Each line containing the word "this" should be found and copied.

::::

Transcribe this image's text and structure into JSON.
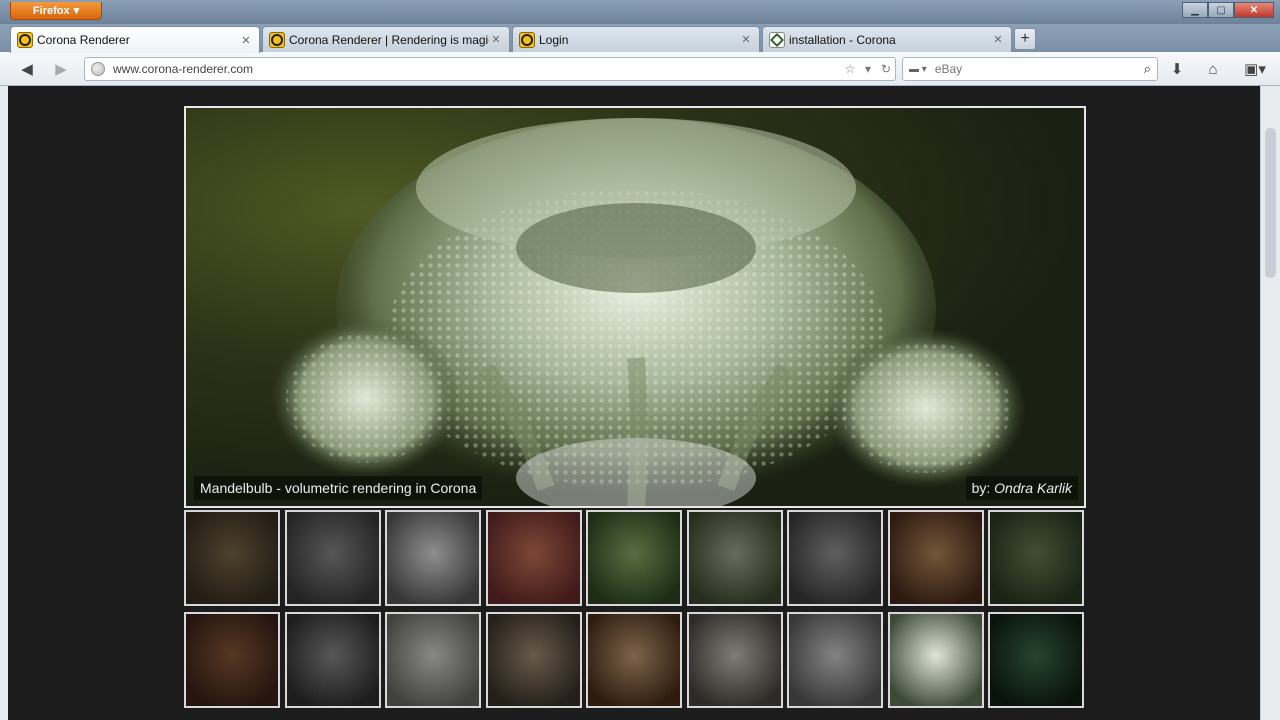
{
  "browser": {
    "app_button": "Firefox",
    "tabs": [
      {
        "label": "Corona Renderer",
        "active": true
      },
      {
        "label": "Corona Renderer | Rendering is magic",
        "active": false
      },
      {
        "label": "Login",
        "active": false
      },
      {
        "label": "installation - Corona",
        "active": false
      }
    ],
    "url": "www.corona-renderer.com",
    "search": {
      "engine": "eBay",
      "placeholder": "eBay"
    }
  },
  "hero": {
    "caption": "Mandelbulb - volumetric rendering in Corona",
    "credit_prefix": "by:",
    "credit_name": "Ondra",
    "credit_surname": "Karlik"
  },
  "gallery": {
    "thumbs": [
      {
        "c1": "#3a2f22",
        "c2": "#7a6a4a",
        "active": false
      },
      {
        "c1": "#3b3b3b",
        "c2": "#8c8c8c",
        "active": false
      },
      {
        "c1": "#5a5a5a",
        "c2": "#e6e6e6",
        "active": false
      },
      {
        "c1": "#6a2c2c",
        "c2": "#c9735a",
        "active": false
      },
      {
        "c1": "#2f4a22",
        "c2": "#8fb06a",
        "active": false
      },
      {
        "c1": "#3e4a30",
        "c2": "#a7ae95",
        "active": false
      },
      {
        "c1": "#3d3d3d",
        "c2": "#9a9a9a",
        "active": false
      },
      {
        "c1": "#4a2a1a",
        "c2": "#b98b5e",
        "active": false
      },
      {
        "c1": "#2a3a22",
        "c2": "#6d7d55",
        "active": false
      },
      {
        "c1": "#3c2218",
        "c2": "#8a5a3a",
        "active": false
      },
      {
        "c1": "#2f2f2f",
        "c2": "#8d8d8d",
        "active": false
      },
      {
        "c1": "#6a6a66",
        "c2": "#dcdcd6",
        "active": false
      },
      {
        "c1": "#3a3328",
        "c2": "#a8907a",
        "active": false
      },
      {
        "c1": "#4a2e18",
        "c2": "#caa27a",
        "active": false
      },
      {
        "c1": "#4a4540",
        "c2": "#cfc8c0",
        "active": false
      },
      {
        "c1": "#5a5a5a",
        "c2": "#d4d4d4",
        "active": false
      },
      {
        "c1": "#3d4a38",
        "c2": "#e2e6da",
        "active": true
      },
      {
        "c1": "#0f1f14",
        "c2": "#3e6e4a",
        "active": false
      }
    ]
  },
  "colors": {
    "accent": "#e87511",
    "page_bg": "#1c1c1c",
    "frame": "#e7e7e7"
  }
}
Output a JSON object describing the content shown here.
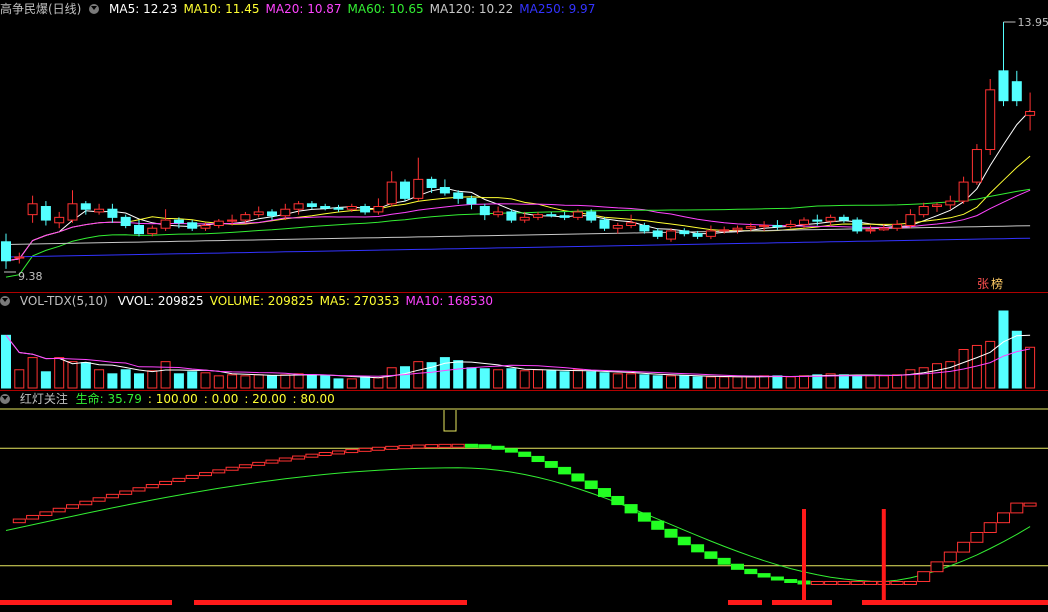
{
  "price_panel": {
    "title": "高争民爆(日线)",
    "ma": [
      {
        "label": "MA5: 12.23",
        "color": "#ffffff"
      },
      {
        "label": "MA10: 11.45",
        "color": "#ffff33"
      },
      {
        "label": "MA20: 10.87",
        "color": "#ff44ff"
      },
      {
        "label": "MA60: 10.65",
        "color": "#33ee33"
      },
      {
        "label": "MA120: 10.22",
        "color": "#c8c8c8"
      },
      {
        "label": "MA250: 9.97",
        "color": "#3333ff"
      }
    ],
    "high_label": "13.95",
    "low_label": "9.38",
    "badge1": "张",
    "badge2": "榜"
  },
  "volume_panel": {
    "name": "VOL-TDX(5,10)",
    "items": [
      {
        "label": "VVOL: 209825",
        "color": "#ffffff"
      },
      {
        "label": "VOLUME: 209825",
        "color": "#ffff33"
      },
      {
        "label": "MA5: 270353",
        "color": "#ffff33"
      },
      {
        "label": "MA10: 168530",
        "color": "#ff44ff"
      }
    ]
  },
  "indicator_panel": {
    "name": "红灯关注",
    "items": [
      {
        "label": "生命: 35.79",
        "color": "#33ee33"
      },
      {
        "label": ": 100.00",
        "color": "#ffff33"
      },
      {
        "label": ": 0.00",
        "color": "#ffff33"
      },
      {
        "label": ": 20.00",
        "color": "#ffff33"
      },
      {
        "label": ": 80.00",
        "color": "#ffff33"
      }
    ]
  },
  "colors": {
    "up": "#ff3232",
    "down": "#54ffff",
    "ma5": "#ffffff",
    "ma10": "#ffff33",
    "ma20": "#ff44ff",
    "ma60": "#33ee33",
    "ma120": "#c8c8c8",
    "ma250": "#3333ff"
  },
  "chart_data": {
    "type": "candlestick",
    "y_range": [
      9.38,
      13.95
    ],
    "candles": [
      [
        9.9,
        9.55,
        10.05,
        9.4
      ],
      [
        9.6,
        9.62,
        9.7,
        9.5
      ],
      [
        10.4,
        10.6,
        10.75,
        10.25
      ],
      [
        10.55,
        10.3,
        10.65,
        10.2
      ],
      [
        10.25,
        10.35,
        10.45,
        10.15
      ],
      [
        10.3,
        10.6,
        10.85,
        10.25
      ],
      [
        10.6,
        10.5,
        10.65,
        10.4
      ],
      [
        10.45,
        10.5,
        10.6,
        10.4
      ],
      [
        10.5,
        10.35,
        10.6,
        10.25
      ],
      [
        10.35,
        10.2,
        10.4,
        10.15
      ],
      [
        10.2,
        10.05,
        10.3,
        10.0
      ],
      [
        10.05,
        10.15,
        10.2,
        10.0
      ],
      [
        10.15,
        10.3,
        10.5,
        10.1
      ],
      [
        10.3,
        10.25,
        10.35,
        10.15
      ],
      [
        10.25,
        10.15,
        10.3,
        10.1
      ],
      [
        10.15,
        10.2,
        10.25,
        10.1
      ],
      [
        10.2,
        10.28,
        10.32,
        10.15
      ],
      [
        10.28,
        10.3,
        10.4,
        10.2
      ],
      [
        10.3,
        10.4,
        10.45,
        10.25
      ],
      [
        10.4,
        10.45,
        10.55,
        10.35
      ],
      [
        10.45,
        10.38,
        10.5,
        10.3
      ],
      [
        10.38,
        10.5,
        10.6,
        10.3
      ],
      [
        10.5,
        10.6,
        10.65,
        10.4
      ],
      [
        10.6,
        10.55,
        10.65,
        10.5
      ],
      [
        10.55,
        10.52,
        10.6,
        10.48
      ],
      [
        10.52,
        10.5,
        10.58,
        10.45
      ],
      [
        10.5,
        10.55,
        10.6,
        10.45
      ],
      [
        10.55,
        10.45,
        10.6,
        10.4
      ],
      [
        10.45,
        10.55,
        10.7,
        10.4
      ],
      [
        10.6,
        11.0,
        11.2,
        10.55
      ],
      [
        11.0,
        10.7,
        11.05,
        10.65
      ],
      [
        10.7,
        11.05,
        11.45,
        10.65
      ],
      [
        11.05,
        10.9,
        11.1,
        10.8
      ],
      [
        10.9,
        10.8,
        11.05,
        10.75
      ],
      [
        10.8,
        10.7,
        10.85,
        10.6
      ],
      [
        10.7,
        10.6,
        10.75,
        10.5
      ],
      [
        10.55,
        10.4,
        10.6,
        10.3
      ],
      [
        10.4,
        10.45,
        10.55,
        10.35
      ],
      [
        10.45,
        10.3,
        10.5,
        10.25
      ],
      [
        10.3,
        10.35,
        10.45,
        10.25
      ],
      [
        10.35,
        10.4,
        10.45,
        10.3
      ],
      [
        10.4,
        10.38,
        10.45,
        10.35
      ],
      [
        10.38,
        10.35,
        10.45,
        10.3
      ],
      [
        10.35,
        10.45,
        10.5,
        10.3
      ],
      [
        10.45,
        10.3,
        10.5,
        10.25
      ],
      [
        10.3,
        10.15,
        10.35,
        10.1
      ],
      [
        10.15,
        10.2,
        10.25,
        10.05
      ],
      [
        10.2,
        10.25,
        10.4,
        10.15
      ],
      [
        10.2,
        10.1,
        10.25,
        10.05
      ],
      [
        10.1,
        10.0,
        10.15,
        9.95
      ],
      [
        9.95,
        10.1,
        10.15,
        9.9
      ],
      [
        10.1,
        10.05,
        10.15,
        10.0
      ],
      [
        10.05,
        10.0,
        10.1,
        9.95
      ],
      [
        10.0,
        10.1,
        10.2,
        9.95
      ],
      [
        10.1,
        10.12,
        10.18,
        10.05
      ],
      [
        10.12,
        10.15,
        10.2,
        10.05
      ],
      [
        10.15,
        10.18,
        10.25,
        10.1
      ],
      [
        10.18,
        10.2,
        10.28,
        10.1
      ],
      [
        10.2,
        10.18,
        10.3,
        10.12
      ],
      [
        10.18,
        10.22,
        10.3,
        10.15
      ],
      [
        10.22,
        10.3,
        10.35,
        10.15
      ],
      [
        10.3,
        10.28,
        10.4,
        10.2
      ],
      [
        10.28,
        10.35,
        10.4,
        10.2
      ],
      [
        10.35,
        10.3,
        10.4,
        10.25
      ],
      [
        10.3,
        10.1,
        10.35,
        10.05
      ],
      [
        10.1,
        10.12,
        10.2,
        10.05
      ],
      [
        10.12,
        10.15,
        10.22,
        10.1
      ],
      [
        10.15,
        10.22,
        10.3,
        10.1
      ],
      [
        10.2,
        10.4,
        10.5,
        10.15
      ],
      [
        10.4,
        10.55,
        10.62,
        10.35
      ],
      [
        10.55,
        10.58,
        10.62,
        10.45
      ],
      [
        10.58,
        10.65,
        10.75,
        10.5
      ],
      [
        10.65,
        11.0,
        11.1,
        10.6
      ],
      [
        11.0,
        11.6,
        11.7,
        10.95
      ],
      [
        11.6,
        12.7,
        12.9,
        11.5
      ],
      [
        13.05,
        12.5,
        13.95,
        12.4
      ],
      [
        12.85,
        12.5,
        13.05,
        12.4
      ],
      [
        12.23,
        12.3,
        12.65,
        11.95
      ]
    ],
    "volume": [
      520,
      180,
      300,
      160,
      300,
      260,
      250,
      180,
      140,
      180,
      140,
      170,
      260,
      140,
      160,
      150,
      120,
      130,
      120,
      130,
      120,
      130,
      140,
      130,
      120,
      90,
      90,
      110,
      100,
      200,
      210,
      260,
      250,
      300,
      270,
      200,
      190,
      180,
      190,
      170,
      180,
      170,
      160,
      180,
      160,
      150,
      140,
      140,
      130,
      120,
      120,
      120,
      110,
      110,
      110,
      110,
      110,
      120,
      120,
      110,
      120,
      130,
      140,
      130,
      120,
      120,
      120,
      130,
      180,
      200,
      240,
      260,
      380,
      420,
      460,
      760,
      560,
      402
    ],
    "ma_overlay": {
      "ma5_end": 12.23,
      "ma10_end": 11.45,
      "ma20_end": 10.87,
      "ma60_end": 10.65,
      "ma120_end": 10.22,
      "ma250_end": 9.97
    }
  }
}
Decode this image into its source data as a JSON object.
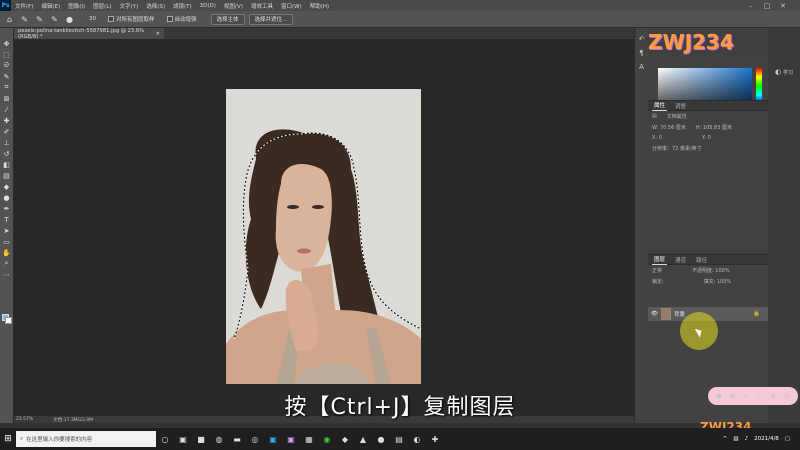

::::

Full answer:
Transcribe this image's text and structure into JSON.
Decode this image into its source data as a JSON object.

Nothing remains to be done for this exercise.